---------- PROVIDED INFORMATION

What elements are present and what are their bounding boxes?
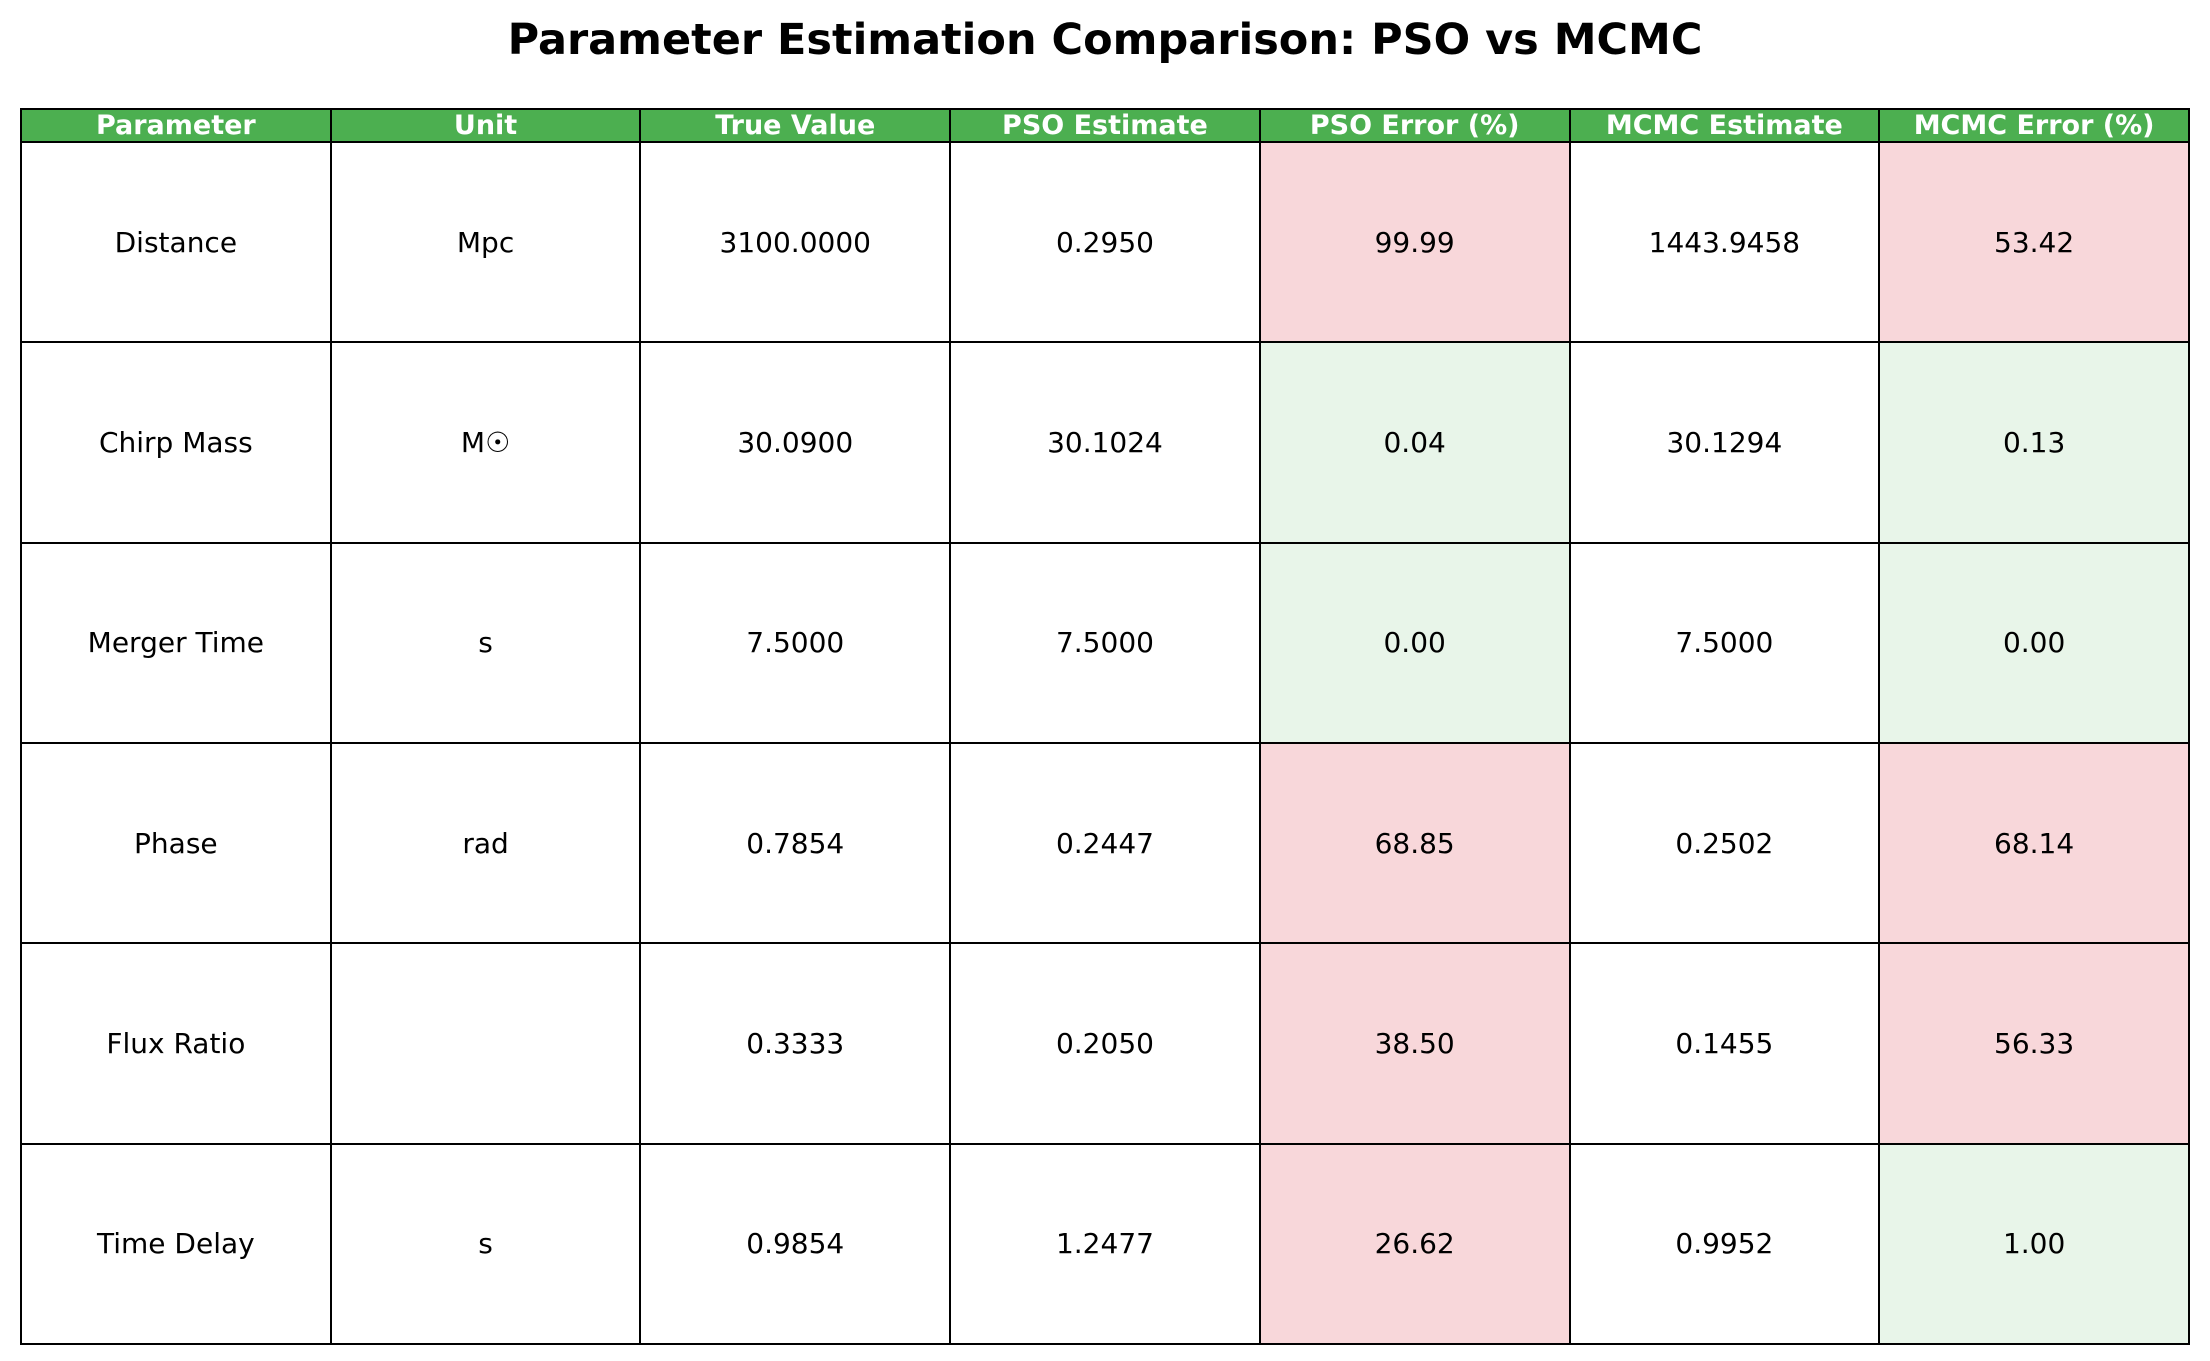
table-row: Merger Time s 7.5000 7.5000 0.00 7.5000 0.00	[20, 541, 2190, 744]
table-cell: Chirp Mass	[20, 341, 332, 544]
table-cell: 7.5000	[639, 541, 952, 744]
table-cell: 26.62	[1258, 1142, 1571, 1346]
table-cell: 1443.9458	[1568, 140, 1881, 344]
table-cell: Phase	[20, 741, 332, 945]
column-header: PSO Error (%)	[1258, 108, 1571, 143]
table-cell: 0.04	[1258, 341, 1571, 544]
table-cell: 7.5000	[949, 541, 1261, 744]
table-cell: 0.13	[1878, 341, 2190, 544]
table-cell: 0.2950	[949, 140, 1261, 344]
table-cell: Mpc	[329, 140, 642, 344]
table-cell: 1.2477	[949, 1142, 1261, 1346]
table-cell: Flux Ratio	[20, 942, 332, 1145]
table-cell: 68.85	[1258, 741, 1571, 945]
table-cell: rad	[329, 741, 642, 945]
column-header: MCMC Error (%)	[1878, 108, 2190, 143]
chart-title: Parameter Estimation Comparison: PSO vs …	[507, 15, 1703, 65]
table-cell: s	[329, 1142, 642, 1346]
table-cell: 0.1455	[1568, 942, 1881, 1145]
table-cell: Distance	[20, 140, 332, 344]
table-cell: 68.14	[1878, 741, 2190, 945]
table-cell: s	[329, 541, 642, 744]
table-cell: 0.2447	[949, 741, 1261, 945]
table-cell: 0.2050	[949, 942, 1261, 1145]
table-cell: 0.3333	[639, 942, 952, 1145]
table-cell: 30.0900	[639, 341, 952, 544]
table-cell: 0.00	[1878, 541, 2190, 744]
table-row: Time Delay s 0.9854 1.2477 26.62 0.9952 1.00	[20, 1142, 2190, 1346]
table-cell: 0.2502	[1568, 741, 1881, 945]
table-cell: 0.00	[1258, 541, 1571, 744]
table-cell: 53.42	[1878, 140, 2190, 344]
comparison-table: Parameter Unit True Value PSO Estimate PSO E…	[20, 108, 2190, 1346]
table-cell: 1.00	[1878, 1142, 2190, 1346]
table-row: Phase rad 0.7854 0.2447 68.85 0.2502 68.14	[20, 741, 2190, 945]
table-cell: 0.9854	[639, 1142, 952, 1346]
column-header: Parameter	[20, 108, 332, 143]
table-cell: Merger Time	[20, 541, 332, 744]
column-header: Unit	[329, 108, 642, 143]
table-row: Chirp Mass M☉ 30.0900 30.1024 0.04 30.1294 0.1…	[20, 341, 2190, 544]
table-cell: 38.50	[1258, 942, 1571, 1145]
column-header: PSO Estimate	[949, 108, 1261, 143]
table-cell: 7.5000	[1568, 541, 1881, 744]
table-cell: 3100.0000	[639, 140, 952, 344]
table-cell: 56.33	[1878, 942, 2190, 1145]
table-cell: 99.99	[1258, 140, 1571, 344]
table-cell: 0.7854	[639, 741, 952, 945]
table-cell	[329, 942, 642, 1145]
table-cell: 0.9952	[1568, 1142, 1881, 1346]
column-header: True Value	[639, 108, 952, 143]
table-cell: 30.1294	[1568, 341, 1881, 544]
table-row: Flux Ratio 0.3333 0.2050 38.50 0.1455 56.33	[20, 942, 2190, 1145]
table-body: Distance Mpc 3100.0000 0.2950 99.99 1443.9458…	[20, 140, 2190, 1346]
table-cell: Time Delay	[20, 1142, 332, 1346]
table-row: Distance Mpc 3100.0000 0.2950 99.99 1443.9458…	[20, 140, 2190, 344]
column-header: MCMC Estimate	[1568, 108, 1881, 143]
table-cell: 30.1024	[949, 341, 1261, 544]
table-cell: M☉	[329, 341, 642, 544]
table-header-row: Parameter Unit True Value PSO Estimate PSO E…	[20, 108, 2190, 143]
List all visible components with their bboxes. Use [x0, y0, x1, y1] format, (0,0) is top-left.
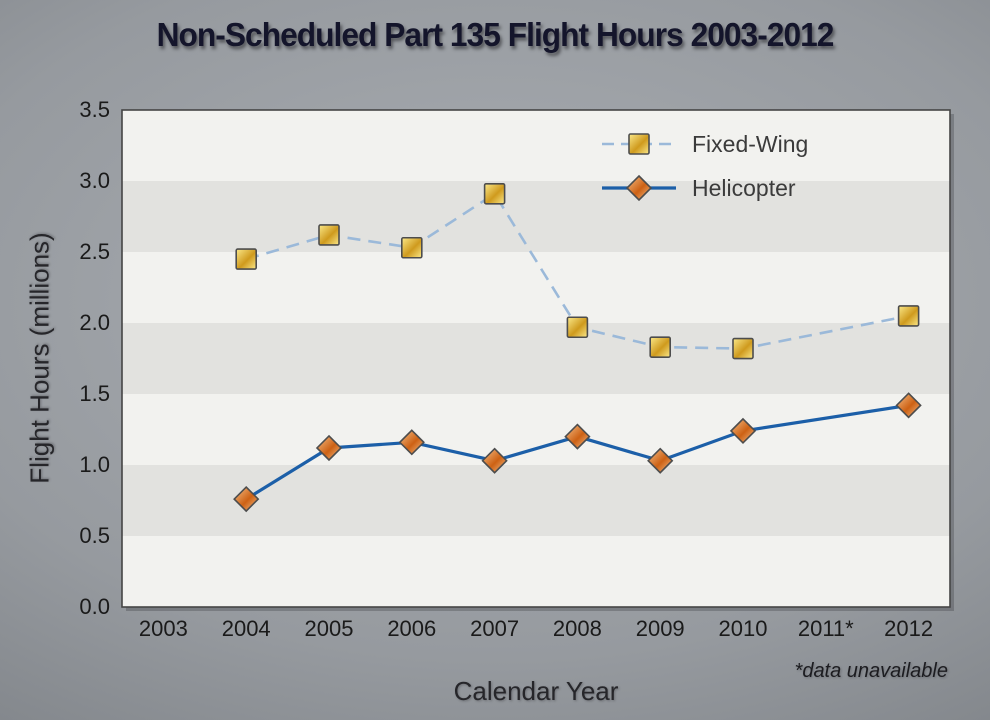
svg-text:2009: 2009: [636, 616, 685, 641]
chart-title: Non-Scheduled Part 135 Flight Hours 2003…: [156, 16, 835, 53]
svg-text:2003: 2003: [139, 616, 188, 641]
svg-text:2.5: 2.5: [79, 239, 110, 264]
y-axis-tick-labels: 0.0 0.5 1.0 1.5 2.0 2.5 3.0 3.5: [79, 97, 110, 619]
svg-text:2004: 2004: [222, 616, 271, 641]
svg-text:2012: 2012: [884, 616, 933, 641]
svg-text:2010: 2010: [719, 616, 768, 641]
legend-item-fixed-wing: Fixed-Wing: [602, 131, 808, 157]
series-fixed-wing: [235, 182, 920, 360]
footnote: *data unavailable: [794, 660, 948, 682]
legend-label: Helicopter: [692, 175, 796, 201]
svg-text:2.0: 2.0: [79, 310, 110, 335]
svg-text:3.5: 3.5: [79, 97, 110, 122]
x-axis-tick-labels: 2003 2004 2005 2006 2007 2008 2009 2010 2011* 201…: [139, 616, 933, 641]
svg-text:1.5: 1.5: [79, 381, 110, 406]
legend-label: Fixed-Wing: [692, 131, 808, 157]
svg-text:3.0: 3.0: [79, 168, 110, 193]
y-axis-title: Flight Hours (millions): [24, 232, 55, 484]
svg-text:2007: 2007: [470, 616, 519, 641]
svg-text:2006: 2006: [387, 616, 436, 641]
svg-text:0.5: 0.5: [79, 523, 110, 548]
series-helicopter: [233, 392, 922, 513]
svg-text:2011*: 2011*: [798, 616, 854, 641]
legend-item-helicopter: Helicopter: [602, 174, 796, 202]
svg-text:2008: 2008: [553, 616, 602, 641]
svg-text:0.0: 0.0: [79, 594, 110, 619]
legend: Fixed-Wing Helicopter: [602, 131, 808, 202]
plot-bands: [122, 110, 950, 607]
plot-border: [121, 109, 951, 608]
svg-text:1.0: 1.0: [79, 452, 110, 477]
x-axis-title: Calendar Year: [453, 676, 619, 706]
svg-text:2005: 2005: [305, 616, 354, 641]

--------------------

SHORT EXERCISE: Copy out every line of the material above in the same order, without changing anything. Leave the pictures out.

TASK RESPONSE:
What elements are present and what are their bounding boxes?
table-row: Merger Time s 7.5000 7.5000 0.00 7.5000 0.00	[20, 541, 2190, 744]
table-cell: Chirp Mass	[20, 341, 332, 544]
table-cell: 7.5000	[639, 541, 952, 744]
table-cell: 26.62	[1258, 1142, 1571, 1346]
table-cell: 1443.9458	[1568, 140, 1881, 344]
table-cell: Phase	[20, 741, 332, 945]
column-header: PSO Error (%)	[1258, 108, 1571, 143]
table-cell: 0.04	[1258, 341, 1571, 544]
table-cell: 7.5000	[949, 541, 1261, 744]
table-cell: 0.13	[1878, 341, 2190, 544]
table-cell: 0.2950	[949, 140, 1261, 344]
table-cell: Mpc	[329, 140, 642, 344]
table-cell: 1.2477	[949, 1142, 1261, 1346]
table-cell: Flux Ratio	[20, 942, 332, 1145]
table-cell: 68.85	[1258, 741, 1571, 945]
table-cell: rad	[329, 741, 642, 945]
column-header: MCMC Error (%)	[1878, 108, 2190, 143]
chart-title: Parameter Estimation Comparison: PSO vs …	[507, 15, 1703, 65]
table-cell: s	[329, 1142, 642, 1346]
table-cell: 0.1455	[1568, 942, 1881, 1145]
table-cell: Distance	[20, 140, 332, 344]
table-cell: 68.14	[1878, 741, 2190, 945]
table-cell: s	[329, 541, 642, 744]
table-cell: 0.2447	[949, 741, 1261, 945]
table-cell: 0.2050	[949, 942, 1261, 1145]
table-cell: 0.3333	[639, 942, 952, 1145]
table-cell: 30.0900	[639, 341, 952, 544]
table-cell: 0.00	[1878, 541, 2190, 744]
table-row: Time Delay s 0.9854 1.2477 26.62 0.9952 1.00	[20, 1142, 2190, 1346]
table-cell: 0.2502	[1568, 741, 1881, 945]
table-cell: 0.00	[1258, 541, 1571, 744]
table-cell: 53.42	[1878, 140, 2190, 344]
comparison-table: Parameter Unit True Value PSO Estimate PSO E…	[20, 108, 2190, 1346]
table-cell: 1.00	[1878, 1142, 2190, 1346]
table-row: Phase rad 0.7854 0.2447 68.85 0.2502 68.14	[20, 741, 2190, 945]
table-cell: 0.9854	[639, 1142, 952, 1346]
column-header: Parameter	[20, 108, 332, 143]
table-cell: Merger Time	[20, 541, 332, 744]
column-header: Unit	[329, 108, 642, 143]
table-row: Chirp Mass M☉ 30.0900 30.1024 0.04 30.1294 0.1…	[20, 341, 2190, 544]
table-cell: 38.50	[1258, 942, 1571, 1145]
column-header: PSO Estimate	[949, 108, 1261, 143]
table-cell: 7.5000	[1568, 541, 1881, 744]
table-cell: 3100.0000	[639, 140, 952, 344]
table-cell: 56.33	[1878, 942, 2190, 1145]
table-cell: 99.99	[1258, 140, 1571, 344]
table-cell: 0.7854	[639, 741, 952, 945]
table-cell	[329, 942, 642, 1145]
table-cell: 0.9952	[1568, 1142, 1881, 1346]
column-header: True Value	[639, 108, 952, 143]
table-cell: 30.1294	[1568, 341, 1881, 544]
table-row: Flux Ratio 0.3333 0.2050 38.50 0.1455 56.33	[20, 942, 2190, 1145]
table-body: Distance Mpc 3100.0000 0.2950 99.99 1443.9458…	[20, 140, 2190, 1346]
table-cell: Time Delay	[20, 1142, 332, 1346]
table-row: Distance Mpc 3100.0000 0.2950 99.99 1443.9458…	[20, 140, 2190, 344]
column-header: MCMC Estimate	[1568, 108, 1881, 143]
table-cell: 30.1024	[949, 341, 1261, 544]
table-cell: M☉	[329, 341, 642, 544]
table-header-row: Parameter Unit True Value PSO Estimate PSO E…	[20, 108, 2190, 143]
List all visible components with their bboxes. Use [x0, y0, x1, y1] format, (0,0) is top-left.
svg-text:2009: 2009: [636, 616, 685, 641]
chart-title: Non-Scheduled Part 135 Flight Hours 2003…: [156, 16, 835, 53]
svg-text:2003: 2003: [139, 616, 188, 641]
svg-text:2.5: 2.5: [79, 239, 110, 264]
y-axis-tick-labels: 0.0 0.5 1.0 1.5 2.0 2.5 3.0 3.5: [79, 97, 110, 619]
svg-text:2004: 2004: [222, 616, 271, 641]
svg-text:2012: 2012: [884, 616, 933, 641]
svg-text:2010: 2010: [719, 616, 768, 641]
legend-item-fixed-wing: Fixed-Wing: [602, 131, 808, 157]
series-fixed-wing: [235, 182, 920, 360]
footnote: *data unavailable: [794, 660, 948, 682]
legend-label: Helicopter: [692, 175, 796, 201]
svg-text:2.0: 2.0: [79, 310, 110, 335]
svg-text:3.5: 3.5: [79, 97, 110, 122]
x-axis-tick-labels: 2003 2004 2005 2006 2007 2008 2009 2010 2011* 201…: [139, 616, 933, 641]
svg-text:1.5: 1.5: [79, 381, 110, 406]
legend-label: Fixed-Wing: [692, 131, 808, 157]
svg-text:3.0: 3.0: [79, 168, 110, 193]
y-axis-title: Flight Hours (millions): [24, 232, 55, 484]
svg-text:2007: 2007: [470, 616, 519, 641]
svg-text:2006: 2006: [387, 616, 436, 641]
svg-text:0.5: 0.5: [79, 523, 110, 548]
series-helicopter: [233, 392, 922, 513]
svg-text:2011*: 2011*: [798, 616, 854, 641]
legend-item-helicopter: Helicopter: [602, 174, 796, 202]
svg-text:2008: 2008: [553, 616, 602, 641]
svg-text:0.0: 0.0: [79, 594, 110, 619]
legend: Fixed-Wing Helicopter: [602, 131, 808, 202]
plot-bands: [122, 110, 950, 607]
plot-border: [121, 109, 951, 608]
svg-text:1.0: 1.0: [79, 452, 110, 477]
x-axis-title: Calendar Year: [453, 676, 619, 706]
svg-text:2005: 2005: [305, 616, 354, 641]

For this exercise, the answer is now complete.